▶ [Set exercise]:
Transcribe only the part of the listing below that begins at the line containing "Extract all readable text from this page." and runs to its final line, keeping both ends.

Extracted records
========================================================================

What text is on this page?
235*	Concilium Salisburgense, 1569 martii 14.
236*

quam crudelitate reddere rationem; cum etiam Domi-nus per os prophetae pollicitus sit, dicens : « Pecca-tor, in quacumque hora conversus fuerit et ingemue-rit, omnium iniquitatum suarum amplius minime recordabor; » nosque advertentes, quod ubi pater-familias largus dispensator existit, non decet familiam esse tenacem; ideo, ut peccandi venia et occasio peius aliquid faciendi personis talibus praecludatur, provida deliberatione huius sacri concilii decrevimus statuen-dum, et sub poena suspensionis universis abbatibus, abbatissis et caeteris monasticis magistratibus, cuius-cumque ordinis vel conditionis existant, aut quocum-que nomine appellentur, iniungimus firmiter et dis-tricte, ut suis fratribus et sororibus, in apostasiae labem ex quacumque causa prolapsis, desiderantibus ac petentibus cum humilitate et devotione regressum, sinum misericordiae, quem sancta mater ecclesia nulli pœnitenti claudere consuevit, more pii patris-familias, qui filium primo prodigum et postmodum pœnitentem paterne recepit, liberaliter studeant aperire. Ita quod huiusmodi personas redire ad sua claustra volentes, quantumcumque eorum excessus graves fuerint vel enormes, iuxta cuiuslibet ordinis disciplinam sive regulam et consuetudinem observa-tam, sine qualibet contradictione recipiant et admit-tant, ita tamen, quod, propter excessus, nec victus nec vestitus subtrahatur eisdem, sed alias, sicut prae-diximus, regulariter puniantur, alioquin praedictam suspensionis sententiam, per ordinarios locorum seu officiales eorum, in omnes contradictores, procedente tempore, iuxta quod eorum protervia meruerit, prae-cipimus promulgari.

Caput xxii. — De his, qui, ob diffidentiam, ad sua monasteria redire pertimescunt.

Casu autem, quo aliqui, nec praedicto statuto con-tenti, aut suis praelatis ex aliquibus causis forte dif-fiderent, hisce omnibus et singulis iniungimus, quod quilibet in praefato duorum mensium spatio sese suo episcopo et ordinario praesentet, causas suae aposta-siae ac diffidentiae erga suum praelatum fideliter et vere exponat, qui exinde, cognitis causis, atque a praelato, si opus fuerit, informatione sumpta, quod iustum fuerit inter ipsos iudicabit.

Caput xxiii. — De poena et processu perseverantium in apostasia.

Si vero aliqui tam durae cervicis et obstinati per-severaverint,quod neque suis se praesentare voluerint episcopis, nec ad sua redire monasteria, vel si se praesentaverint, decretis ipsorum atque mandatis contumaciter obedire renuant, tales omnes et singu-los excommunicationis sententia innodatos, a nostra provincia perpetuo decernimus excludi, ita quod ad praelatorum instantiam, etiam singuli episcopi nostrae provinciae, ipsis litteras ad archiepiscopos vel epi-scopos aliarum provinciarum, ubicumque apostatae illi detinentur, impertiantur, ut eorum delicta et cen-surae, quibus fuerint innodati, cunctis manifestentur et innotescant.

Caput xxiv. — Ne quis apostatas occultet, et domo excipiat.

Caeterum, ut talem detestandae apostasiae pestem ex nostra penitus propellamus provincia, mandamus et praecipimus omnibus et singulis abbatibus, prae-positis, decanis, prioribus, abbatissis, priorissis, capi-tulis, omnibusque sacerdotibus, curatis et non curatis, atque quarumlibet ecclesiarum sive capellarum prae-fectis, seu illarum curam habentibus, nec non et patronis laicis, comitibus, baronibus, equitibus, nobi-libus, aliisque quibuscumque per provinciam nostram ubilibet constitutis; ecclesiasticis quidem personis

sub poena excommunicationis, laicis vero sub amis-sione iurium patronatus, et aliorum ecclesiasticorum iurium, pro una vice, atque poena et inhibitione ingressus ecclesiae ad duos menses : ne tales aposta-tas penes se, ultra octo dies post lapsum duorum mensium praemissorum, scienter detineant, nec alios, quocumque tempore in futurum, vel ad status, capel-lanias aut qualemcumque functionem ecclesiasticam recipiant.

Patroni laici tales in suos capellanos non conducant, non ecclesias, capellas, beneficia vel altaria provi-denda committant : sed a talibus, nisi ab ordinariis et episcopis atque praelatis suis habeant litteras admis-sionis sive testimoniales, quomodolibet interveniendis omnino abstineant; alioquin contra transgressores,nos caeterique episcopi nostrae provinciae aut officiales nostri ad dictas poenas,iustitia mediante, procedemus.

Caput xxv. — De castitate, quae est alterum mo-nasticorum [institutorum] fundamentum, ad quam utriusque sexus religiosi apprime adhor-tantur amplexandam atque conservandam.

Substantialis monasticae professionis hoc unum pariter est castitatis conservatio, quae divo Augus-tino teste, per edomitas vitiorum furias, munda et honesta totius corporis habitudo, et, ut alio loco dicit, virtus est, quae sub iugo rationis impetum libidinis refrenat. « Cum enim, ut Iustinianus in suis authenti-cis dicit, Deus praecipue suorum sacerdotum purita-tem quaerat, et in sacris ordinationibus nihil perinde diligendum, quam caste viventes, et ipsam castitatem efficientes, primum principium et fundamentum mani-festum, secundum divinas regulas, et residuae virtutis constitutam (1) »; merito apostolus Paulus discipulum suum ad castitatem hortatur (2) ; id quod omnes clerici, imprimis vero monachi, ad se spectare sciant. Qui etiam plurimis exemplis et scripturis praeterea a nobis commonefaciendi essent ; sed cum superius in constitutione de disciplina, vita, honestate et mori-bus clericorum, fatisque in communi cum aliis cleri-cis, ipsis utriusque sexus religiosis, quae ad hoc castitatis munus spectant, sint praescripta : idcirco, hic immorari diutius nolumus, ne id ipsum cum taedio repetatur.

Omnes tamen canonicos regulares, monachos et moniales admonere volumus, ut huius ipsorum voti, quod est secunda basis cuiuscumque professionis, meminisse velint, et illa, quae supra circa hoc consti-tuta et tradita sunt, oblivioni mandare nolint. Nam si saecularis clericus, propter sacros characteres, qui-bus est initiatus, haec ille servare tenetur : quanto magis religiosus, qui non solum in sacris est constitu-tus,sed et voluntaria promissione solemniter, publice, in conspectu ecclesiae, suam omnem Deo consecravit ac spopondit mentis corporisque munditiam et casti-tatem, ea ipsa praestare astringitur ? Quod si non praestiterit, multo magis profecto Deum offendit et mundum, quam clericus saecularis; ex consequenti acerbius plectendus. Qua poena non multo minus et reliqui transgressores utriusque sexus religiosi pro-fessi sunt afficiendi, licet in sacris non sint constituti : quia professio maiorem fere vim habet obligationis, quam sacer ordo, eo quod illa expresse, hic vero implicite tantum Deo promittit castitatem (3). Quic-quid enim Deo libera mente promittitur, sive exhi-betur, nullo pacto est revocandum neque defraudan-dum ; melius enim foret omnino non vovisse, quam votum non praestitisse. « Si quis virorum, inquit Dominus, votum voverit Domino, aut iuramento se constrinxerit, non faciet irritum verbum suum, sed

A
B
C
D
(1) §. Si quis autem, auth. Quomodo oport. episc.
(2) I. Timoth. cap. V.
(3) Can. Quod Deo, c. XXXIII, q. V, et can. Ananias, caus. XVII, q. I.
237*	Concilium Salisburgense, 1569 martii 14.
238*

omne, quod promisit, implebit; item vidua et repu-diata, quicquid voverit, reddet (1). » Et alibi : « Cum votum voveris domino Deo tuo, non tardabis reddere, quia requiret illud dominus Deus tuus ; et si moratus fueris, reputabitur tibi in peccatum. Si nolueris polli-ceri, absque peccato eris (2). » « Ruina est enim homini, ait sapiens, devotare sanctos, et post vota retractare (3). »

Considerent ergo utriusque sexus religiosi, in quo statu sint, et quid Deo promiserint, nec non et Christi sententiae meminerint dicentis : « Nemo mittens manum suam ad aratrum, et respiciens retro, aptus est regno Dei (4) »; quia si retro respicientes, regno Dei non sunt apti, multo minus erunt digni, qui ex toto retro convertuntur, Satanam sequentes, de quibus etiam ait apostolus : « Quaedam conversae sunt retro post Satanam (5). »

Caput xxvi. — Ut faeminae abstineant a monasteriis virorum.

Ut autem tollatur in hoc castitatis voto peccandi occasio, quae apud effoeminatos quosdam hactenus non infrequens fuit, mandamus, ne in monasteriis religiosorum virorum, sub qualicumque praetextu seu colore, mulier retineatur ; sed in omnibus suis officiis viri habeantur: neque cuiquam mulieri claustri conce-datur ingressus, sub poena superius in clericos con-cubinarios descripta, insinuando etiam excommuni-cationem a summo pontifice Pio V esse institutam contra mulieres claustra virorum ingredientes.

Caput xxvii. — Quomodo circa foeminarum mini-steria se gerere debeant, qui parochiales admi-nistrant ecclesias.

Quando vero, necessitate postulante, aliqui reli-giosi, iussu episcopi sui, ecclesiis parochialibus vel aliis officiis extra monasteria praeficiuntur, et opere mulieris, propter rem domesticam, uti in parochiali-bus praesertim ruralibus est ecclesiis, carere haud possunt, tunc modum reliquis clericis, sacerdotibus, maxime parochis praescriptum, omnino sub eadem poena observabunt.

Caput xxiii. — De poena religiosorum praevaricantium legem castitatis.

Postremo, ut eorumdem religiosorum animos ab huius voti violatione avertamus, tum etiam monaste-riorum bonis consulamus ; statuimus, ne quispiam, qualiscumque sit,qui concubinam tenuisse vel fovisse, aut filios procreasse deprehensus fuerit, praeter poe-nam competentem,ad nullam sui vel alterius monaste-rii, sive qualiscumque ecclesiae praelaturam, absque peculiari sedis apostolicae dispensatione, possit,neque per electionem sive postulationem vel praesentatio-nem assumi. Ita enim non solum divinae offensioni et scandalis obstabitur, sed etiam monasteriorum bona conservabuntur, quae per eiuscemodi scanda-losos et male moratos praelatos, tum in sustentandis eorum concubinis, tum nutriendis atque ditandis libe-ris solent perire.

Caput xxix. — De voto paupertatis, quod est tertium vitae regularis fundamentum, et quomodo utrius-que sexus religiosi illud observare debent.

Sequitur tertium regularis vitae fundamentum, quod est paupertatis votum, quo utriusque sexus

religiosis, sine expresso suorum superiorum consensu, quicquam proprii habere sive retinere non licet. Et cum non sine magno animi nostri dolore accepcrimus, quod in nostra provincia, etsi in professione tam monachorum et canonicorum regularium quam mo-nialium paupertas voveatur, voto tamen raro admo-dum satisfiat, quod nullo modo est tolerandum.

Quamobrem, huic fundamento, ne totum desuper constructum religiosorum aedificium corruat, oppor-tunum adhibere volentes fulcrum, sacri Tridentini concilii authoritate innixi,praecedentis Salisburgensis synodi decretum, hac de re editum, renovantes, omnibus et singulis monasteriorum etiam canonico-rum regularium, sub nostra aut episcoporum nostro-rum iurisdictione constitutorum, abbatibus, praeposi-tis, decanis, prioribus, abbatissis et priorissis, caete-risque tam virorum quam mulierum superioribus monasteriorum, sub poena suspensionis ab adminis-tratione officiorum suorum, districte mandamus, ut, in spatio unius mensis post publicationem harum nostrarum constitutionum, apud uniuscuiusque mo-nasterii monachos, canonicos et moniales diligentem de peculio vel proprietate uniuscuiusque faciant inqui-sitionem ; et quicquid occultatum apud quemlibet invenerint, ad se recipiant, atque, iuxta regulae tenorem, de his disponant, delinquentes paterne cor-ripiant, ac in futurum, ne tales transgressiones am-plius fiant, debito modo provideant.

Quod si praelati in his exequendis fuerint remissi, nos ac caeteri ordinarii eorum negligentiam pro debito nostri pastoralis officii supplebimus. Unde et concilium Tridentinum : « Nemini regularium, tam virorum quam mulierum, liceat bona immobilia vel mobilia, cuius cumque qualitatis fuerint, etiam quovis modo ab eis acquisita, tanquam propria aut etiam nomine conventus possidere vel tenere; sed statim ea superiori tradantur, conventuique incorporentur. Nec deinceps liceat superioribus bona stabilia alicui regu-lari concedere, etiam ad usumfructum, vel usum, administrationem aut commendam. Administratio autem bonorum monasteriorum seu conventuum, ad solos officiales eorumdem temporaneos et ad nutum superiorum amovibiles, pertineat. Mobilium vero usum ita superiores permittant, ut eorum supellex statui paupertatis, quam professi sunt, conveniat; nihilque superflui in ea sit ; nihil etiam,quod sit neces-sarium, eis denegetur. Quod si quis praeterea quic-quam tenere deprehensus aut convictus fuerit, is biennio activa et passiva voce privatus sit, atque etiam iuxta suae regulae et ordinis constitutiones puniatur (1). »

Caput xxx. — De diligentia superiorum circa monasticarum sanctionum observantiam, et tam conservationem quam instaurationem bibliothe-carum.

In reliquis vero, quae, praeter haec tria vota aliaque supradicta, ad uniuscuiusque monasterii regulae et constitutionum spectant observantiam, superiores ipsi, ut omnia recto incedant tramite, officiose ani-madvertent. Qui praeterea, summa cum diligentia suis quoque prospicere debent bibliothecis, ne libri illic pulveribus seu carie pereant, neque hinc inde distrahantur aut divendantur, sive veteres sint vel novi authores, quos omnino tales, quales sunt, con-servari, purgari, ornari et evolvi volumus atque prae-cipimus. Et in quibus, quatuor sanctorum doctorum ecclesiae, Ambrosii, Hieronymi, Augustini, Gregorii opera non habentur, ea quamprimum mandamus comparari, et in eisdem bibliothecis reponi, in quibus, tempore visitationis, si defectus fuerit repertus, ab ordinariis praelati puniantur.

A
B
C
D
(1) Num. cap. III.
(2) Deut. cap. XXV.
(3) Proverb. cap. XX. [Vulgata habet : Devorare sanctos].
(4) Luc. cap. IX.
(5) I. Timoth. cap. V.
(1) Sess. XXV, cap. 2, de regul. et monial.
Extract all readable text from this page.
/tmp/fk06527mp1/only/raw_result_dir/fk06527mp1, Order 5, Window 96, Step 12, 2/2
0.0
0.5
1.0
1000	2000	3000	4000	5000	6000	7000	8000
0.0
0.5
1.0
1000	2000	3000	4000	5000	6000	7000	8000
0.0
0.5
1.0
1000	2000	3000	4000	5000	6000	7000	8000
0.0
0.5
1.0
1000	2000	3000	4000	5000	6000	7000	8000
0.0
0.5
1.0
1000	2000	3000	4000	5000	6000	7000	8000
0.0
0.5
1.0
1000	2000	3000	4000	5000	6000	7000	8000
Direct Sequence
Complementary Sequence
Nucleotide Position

========================================================================

▶ [Result of this task]:
Extract all readable text from this page.
/tmp/fk06527mp1/only/raw_result_dir/fk06527mp1, Order 5, Window 96, Step 12, 2/2
0.0
0.5
1.0
1000	2000	3000	4000	5000	6000	7000	8000
0.0
0.5
1.0
1000	2000	3000	4000	5000	6000	7000	8000
0.0
0.5
1.0
1000	2000	3000	4000	5000	6000	7000	8000
0.0
0.5
1.0
1000	2000	3000	4000	5000	6000	7000	8000
0.0
0.5
1.0
1000	2000	3000	4000	5000	6000	7000	8000
0.0
0.5
1.0
1000	2000	3000	4000	5000	6000	7000	8000
Direct Sequence
Complementary Sequence
Nucleotide Position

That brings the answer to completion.